Records shown
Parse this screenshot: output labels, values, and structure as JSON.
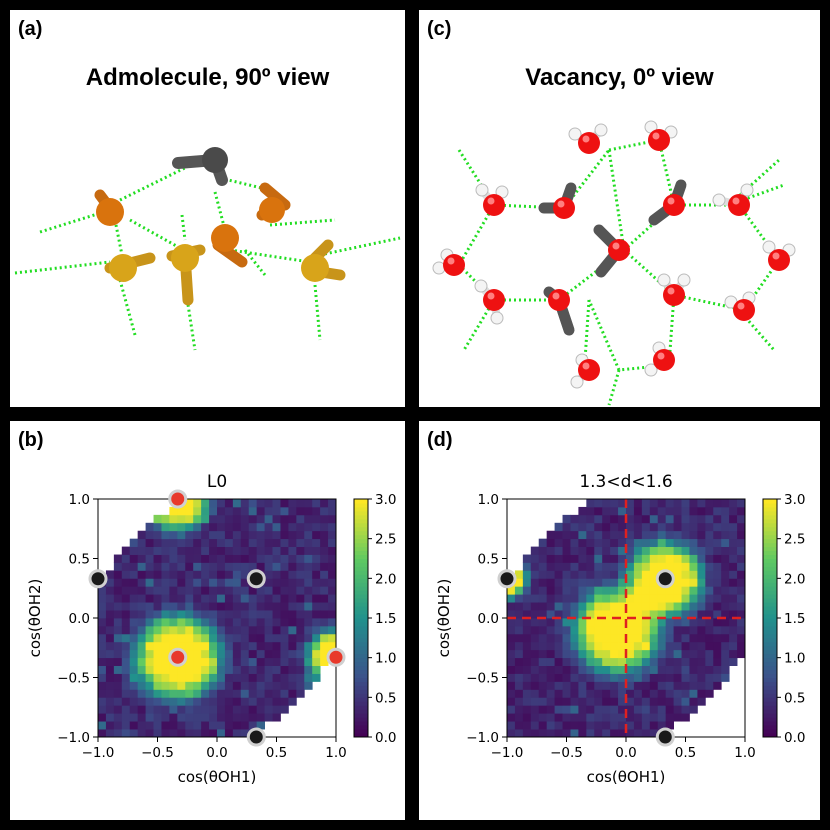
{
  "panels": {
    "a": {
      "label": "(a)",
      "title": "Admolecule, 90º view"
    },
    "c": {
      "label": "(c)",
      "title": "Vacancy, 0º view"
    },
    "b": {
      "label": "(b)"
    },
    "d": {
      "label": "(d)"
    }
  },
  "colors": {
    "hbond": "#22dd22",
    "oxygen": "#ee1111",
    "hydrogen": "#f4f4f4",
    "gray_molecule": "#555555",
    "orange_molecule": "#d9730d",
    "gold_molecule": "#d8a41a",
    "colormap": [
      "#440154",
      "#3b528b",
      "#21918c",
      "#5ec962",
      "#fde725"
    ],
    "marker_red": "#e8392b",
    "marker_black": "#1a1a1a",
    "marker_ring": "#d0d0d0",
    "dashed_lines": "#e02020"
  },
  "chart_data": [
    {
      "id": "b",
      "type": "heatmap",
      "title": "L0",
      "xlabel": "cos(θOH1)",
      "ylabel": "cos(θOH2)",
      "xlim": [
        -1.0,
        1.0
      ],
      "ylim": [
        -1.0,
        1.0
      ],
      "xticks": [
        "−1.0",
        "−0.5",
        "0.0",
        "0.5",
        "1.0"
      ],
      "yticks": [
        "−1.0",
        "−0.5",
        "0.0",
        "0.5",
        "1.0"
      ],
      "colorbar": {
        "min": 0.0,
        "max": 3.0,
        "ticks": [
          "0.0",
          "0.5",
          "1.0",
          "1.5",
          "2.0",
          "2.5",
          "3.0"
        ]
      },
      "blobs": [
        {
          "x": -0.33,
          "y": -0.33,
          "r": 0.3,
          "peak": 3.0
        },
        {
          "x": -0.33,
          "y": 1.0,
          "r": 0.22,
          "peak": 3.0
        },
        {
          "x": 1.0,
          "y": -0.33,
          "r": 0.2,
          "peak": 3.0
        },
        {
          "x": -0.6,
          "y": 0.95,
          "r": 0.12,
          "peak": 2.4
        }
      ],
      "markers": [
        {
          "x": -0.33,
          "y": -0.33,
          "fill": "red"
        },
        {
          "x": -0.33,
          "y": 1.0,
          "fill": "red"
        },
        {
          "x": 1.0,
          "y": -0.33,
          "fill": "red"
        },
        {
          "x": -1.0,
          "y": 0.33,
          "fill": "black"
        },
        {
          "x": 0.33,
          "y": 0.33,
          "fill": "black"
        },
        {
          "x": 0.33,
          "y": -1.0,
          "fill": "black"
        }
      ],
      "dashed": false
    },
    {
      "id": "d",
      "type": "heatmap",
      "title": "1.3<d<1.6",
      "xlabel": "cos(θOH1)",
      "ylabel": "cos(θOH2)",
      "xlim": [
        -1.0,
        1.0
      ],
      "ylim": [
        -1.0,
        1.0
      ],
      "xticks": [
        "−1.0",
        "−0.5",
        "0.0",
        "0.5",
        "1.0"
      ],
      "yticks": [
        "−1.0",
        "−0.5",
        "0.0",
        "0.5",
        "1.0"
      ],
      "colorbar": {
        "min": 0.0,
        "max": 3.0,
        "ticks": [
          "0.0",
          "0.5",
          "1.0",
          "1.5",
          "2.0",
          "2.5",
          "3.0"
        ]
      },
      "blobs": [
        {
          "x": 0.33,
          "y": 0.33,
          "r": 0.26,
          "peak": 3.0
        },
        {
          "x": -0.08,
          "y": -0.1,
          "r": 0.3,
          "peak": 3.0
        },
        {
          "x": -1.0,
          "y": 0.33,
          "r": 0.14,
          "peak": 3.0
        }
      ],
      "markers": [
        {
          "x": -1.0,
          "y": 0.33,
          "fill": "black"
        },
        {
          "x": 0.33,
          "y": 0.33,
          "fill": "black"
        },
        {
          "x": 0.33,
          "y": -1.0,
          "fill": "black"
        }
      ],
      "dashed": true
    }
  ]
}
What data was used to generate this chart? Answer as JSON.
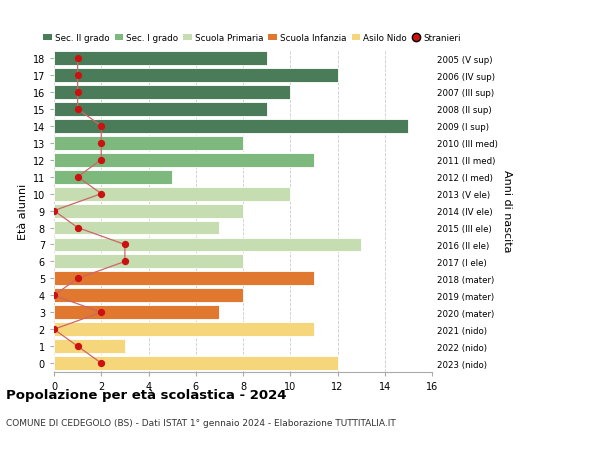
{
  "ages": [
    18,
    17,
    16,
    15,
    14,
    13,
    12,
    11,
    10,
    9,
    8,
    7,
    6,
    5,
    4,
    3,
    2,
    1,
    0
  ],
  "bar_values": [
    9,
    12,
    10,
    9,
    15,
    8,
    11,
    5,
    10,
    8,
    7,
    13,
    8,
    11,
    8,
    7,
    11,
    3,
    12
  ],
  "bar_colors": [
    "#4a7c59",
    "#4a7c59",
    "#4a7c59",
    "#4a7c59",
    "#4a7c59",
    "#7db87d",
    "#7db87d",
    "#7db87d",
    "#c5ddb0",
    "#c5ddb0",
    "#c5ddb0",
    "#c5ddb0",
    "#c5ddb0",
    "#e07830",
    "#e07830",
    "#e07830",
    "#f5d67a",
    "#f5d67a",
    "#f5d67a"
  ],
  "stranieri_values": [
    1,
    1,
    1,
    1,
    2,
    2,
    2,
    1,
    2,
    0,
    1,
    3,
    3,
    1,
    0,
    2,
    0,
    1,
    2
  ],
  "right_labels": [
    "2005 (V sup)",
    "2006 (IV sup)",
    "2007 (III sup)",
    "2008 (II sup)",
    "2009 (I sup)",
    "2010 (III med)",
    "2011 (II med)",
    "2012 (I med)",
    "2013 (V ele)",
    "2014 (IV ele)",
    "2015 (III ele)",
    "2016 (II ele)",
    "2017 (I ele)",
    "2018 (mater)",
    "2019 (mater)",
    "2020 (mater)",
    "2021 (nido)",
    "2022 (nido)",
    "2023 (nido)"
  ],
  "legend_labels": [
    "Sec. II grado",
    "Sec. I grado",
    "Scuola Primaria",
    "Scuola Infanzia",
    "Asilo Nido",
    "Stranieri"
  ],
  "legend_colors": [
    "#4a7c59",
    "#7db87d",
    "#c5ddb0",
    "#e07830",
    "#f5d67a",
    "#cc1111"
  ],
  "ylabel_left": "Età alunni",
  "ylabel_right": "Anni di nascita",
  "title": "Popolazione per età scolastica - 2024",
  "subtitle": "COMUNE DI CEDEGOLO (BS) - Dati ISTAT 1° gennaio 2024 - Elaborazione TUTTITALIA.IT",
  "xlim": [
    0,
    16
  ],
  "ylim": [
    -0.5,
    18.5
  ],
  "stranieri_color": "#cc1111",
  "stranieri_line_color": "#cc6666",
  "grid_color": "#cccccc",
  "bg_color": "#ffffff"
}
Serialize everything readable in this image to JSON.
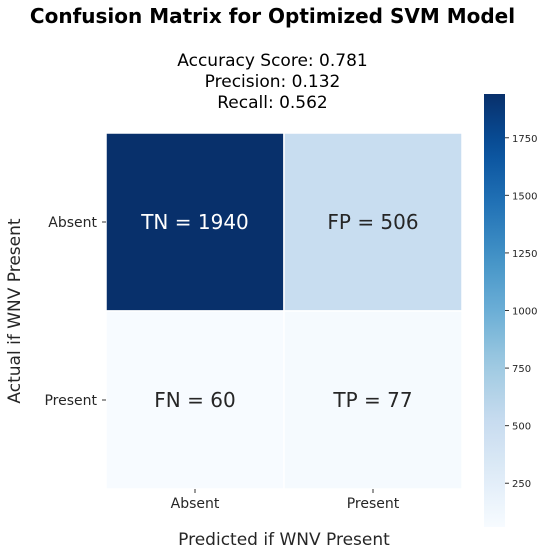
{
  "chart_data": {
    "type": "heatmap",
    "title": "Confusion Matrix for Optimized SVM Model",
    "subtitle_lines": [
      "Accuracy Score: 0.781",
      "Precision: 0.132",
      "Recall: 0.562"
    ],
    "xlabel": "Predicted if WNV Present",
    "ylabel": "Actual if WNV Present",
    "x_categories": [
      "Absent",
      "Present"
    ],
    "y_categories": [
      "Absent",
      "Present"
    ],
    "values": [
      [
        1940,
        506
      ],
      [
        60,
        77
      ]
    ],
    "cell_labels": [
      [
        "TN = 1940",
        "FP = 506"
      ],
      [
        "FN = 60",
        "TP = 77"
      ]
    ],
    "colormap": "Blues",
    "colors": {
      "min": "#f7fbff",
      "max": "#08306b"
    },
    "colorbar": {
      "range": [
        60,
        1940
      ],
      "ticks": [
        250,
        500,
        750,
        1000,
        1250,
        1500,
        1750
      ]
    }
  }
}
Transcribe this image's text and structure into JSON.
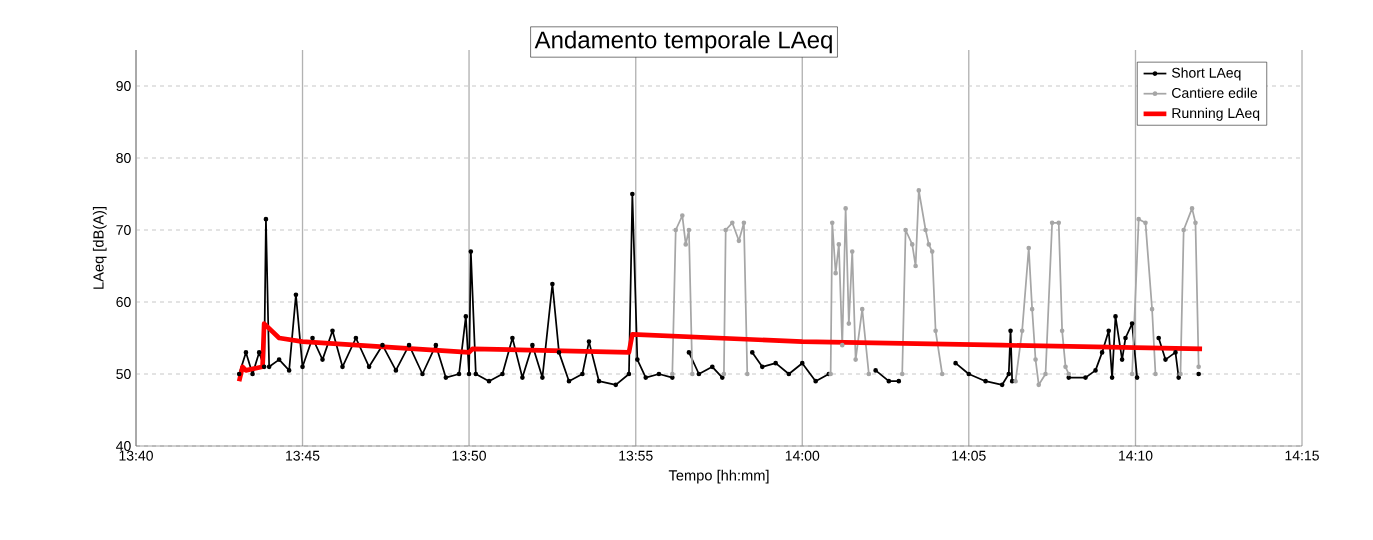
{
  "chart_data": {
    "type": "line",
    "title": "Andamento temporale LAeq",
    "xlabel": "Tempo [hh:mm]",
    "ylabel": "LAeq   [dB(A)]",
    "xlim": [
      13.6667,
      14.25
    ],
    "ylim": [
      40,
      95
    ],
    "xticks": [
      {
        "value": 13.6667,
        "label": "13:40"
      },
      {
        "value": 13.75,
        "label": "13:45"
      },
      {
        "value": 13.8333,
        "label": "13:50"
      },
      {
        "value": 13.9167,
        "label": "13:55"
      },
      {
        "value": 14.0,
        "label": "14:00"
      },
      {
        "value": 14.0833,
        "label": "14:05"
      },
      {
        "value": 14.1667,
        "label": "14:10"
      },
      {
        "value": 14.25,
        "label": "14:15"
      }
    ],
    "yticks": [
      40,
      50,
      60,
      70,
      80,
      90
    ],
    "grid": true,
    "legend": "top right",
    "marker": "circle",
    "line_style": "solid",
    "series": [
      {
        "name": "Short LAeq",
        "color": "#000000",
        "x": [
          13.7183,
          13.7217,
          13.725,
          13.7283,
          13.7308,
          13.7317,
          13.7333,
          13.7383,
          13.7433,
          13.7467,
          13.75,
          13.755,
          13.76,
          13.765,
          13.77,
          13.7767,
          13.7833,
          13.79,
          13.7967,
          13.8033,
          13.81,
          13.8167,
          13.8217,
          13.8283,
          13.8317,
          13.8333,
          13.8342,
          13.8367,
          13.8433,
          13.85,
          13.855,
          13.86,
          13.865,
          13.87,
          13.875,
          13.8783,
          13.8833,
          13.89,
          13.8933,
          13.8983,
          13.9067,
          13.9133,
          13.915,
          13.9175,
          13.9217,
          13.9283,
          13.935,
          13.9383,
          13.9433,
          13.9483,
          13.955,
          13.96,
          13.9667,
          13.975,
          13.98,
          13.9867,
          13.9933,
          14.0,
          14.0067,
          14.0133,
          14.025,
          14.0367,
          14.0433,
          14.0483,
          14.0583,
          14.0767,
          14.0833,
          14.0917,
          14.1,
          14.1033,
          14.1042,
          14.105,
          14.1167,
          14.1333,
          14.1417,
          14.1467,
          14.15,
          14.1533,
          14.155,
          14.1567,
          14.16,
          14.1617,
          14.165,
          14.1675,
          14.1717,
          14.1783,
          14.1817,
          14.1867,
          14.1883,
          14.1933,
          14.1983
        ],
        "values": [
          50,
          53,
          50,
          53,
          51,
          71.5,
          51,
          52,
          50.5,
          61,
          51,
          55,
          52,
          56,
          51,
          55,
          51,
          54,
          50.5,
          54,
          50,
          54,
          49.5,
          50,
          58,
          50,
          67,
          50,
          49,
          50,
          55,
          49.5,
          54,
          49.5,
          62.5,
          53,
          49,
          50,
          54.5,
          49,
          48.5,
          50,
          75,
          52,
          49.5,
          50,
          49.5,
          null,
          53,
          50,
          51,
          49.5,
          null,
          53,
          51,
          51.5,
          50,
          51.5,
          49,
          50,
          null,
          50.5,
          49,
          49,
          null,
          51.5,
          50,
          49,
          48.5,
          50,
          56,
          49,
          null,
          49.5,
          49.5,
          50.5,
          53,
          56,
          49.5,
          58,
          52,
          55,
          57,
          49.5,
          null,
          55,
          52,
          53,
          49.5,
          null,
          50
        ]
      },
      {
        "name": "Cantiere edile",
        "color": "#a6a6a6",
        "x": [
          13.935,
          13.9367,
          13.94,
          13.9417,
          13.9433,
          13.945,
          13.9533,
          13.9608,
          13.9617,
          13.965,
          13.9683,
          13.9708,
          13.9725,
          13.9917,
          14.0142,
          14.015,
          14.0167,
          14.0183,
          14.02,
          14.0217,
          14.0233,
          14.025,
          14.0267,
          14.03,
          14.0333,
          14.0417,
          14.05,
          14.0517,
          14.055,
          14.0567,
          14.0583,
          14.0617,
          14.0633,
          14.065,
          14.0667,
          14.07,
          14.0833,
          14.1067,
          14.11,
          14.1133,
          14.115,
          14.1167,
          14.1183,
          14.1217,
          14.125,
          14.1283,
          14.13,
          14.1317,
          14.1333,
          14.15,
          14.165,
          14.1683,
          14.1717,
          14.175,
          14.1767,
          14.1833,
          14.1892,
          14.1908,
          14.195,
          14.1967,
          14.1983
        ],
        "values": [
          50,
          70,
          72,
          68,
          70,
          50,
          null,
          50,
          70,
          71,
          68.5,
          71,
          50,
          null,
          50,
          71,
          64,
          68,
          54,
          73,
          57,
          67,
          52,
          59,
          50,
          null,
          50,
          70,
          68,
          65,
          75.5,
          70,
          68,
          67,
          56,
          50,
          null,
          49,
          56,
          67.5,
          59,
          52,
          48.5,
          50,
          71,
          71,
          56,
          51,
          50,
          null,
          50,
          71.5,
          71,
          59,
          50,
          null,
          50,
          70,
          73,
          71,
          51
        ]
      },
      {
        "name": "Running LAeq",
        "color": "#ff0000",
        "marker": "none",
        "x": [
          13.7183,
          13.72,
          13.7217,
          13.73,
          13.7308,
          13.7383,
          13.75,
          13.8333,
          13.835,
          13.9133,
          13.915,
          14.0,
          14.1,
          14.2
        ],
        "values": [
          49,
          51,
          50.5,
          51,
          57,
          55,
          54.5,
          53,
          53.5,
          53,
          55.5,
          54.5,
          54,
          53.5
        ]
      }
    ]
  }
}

Task to carry out
Gather and copy every line of the data in which the string "name" is found.

Written reply
        "name": "Short LAeq",
        "name": "Cantiere edile",
        "name": "Running LAeq",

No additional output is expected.